── Data shown

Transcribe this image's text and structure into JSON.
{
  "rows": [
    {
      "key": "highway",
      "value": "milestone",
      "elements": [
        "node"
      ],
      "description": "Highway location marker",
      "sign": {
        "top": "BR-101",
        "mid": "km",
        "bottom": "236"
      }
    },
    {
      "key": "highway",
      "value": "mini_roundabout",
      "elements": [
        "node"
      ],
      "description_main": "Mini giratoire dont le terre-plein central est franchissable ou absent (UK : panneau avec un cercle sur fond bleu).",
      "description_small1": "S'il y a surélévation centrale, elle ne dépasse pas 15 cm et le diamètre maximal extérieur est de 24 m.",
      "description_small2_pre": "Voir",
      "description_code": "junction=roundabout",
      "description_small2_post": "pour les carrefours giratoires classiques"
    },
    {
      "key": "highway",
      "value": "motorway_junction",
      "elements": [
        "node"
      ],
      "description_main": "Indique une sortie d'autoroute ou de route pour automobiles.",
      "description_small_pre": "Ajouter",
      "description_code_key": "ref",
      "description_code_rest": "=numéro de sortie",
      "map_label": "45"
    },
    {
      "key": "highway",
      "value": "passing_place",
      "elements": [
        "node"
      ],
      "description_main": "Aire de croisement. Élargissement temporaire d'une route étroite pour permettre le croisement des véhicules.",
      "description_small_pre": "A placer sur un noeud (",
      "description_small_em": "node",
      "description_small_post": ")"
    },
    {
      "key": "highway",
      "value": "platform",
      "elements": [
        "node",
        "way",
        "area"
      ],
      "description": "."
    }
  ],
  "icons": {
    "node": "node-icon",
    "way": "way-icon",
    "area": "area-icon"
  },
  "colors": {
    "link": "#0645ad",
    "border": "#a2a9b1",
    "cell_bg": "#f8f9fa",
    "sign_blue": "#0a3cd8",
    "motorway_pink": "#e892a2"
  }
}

────

• What you are asked to do: Which lines above contain the word "value"? Copy each of them.

• Solution below:
      "value": "milestone",
      "value": "mini_roundabout",
      "value": "motorway_junction",
      "value": "passing_place",
      "value": "platform",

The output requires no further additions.